**What this task involves**
Within the records below, find each line that holds the string "label", then copy it.
================================
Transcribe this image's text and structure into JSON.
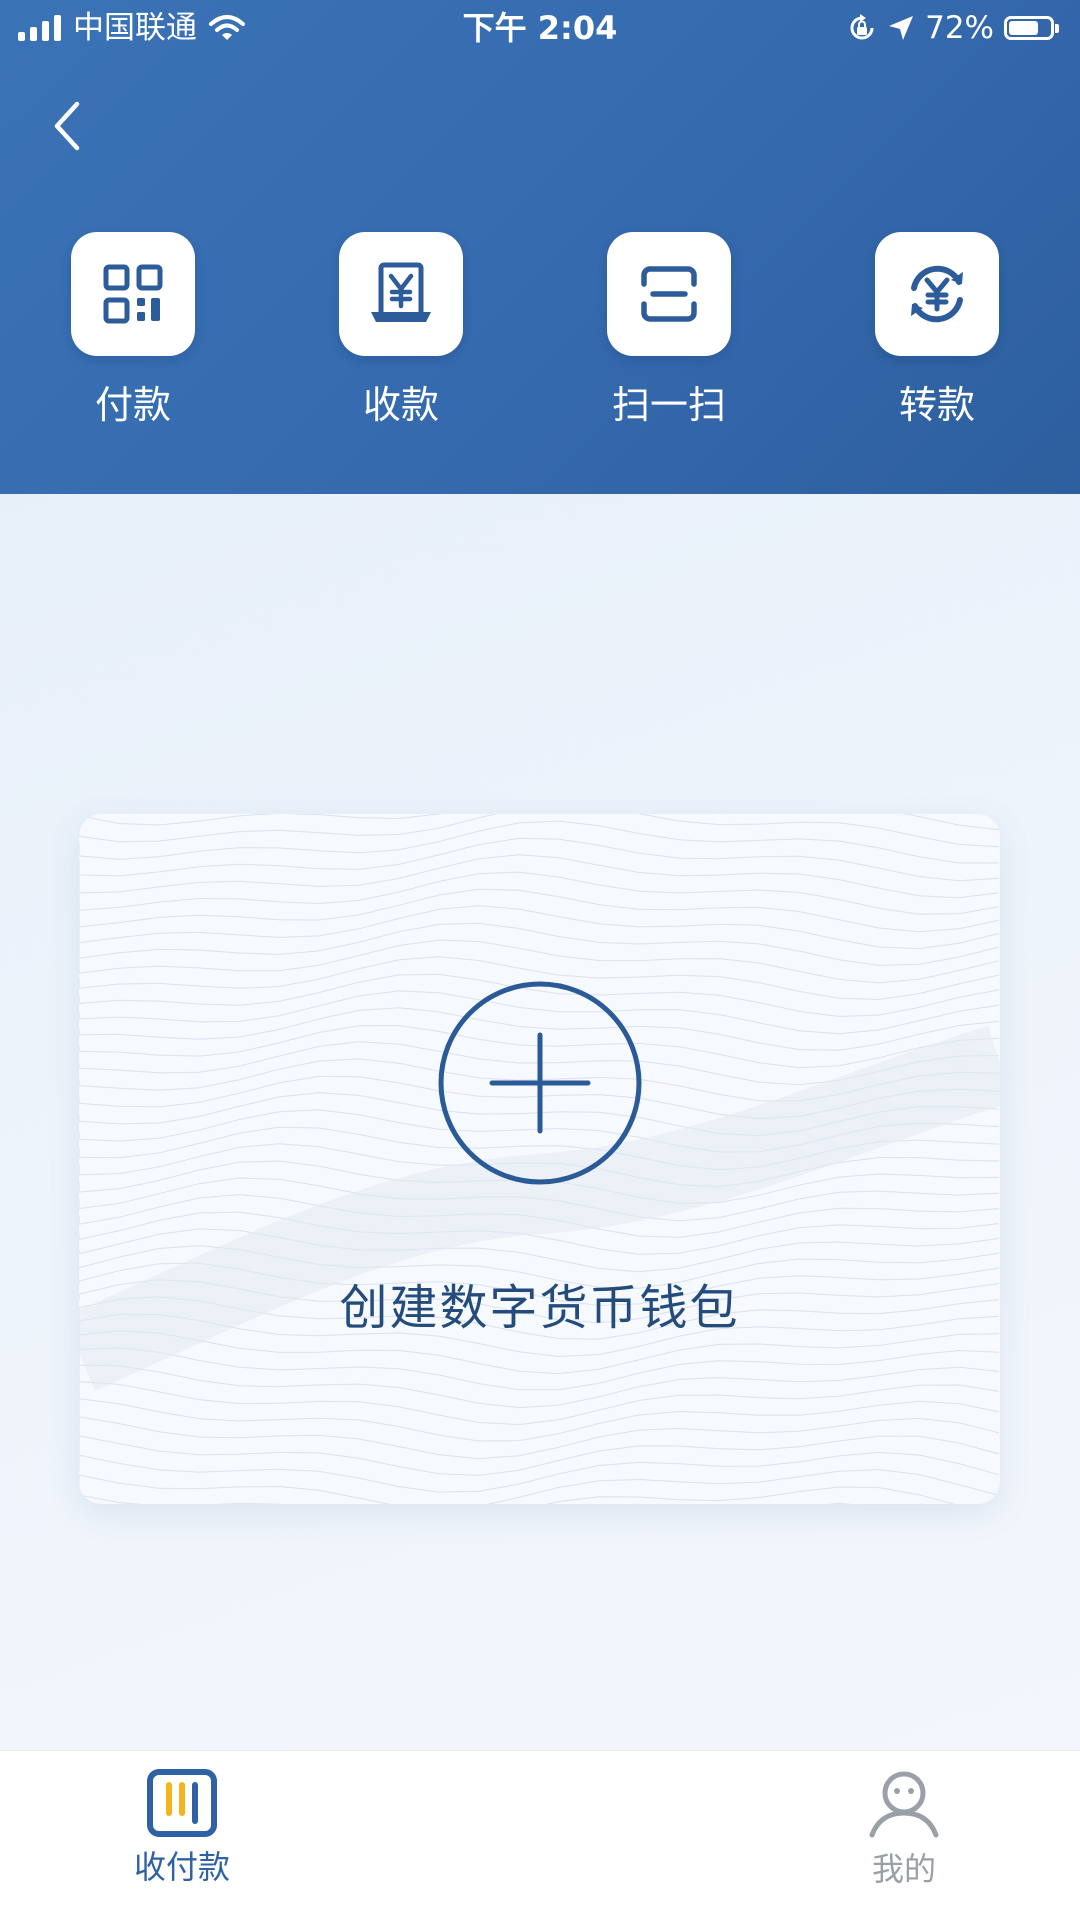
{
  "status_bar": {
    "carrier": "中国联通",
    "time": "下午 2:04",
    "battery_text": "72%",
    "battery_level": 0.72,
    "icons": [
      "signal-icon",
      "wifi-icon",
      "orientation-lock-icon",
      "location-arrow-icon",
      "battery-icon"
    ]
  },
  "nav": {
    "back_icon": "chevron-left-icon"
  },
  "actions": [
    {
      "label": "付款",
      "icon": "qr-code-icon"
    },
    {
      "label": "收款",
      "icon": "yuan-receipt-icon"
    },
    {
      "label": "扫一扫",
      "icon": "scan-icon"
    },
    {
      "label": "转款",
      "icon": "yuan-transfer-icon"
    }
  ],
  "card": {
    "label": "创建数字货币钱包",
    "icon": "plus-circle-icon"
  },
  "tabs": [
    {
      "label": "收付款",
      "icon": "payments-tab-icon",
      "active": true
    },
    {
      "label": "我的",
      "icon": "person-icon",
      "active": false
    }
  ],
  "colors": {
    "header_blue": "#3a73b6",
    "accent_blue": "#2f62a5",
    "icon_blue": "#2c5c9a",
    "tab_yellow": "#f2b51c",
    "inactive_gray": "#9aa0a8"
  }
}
================================
**Task answer**
      "label": "付款",
      "label": "收款",
      "label": "扫一扫",
      "label": "转款",
    "label": "创建数字货币钱包",
      "label": "收付款",
      "label": "我的",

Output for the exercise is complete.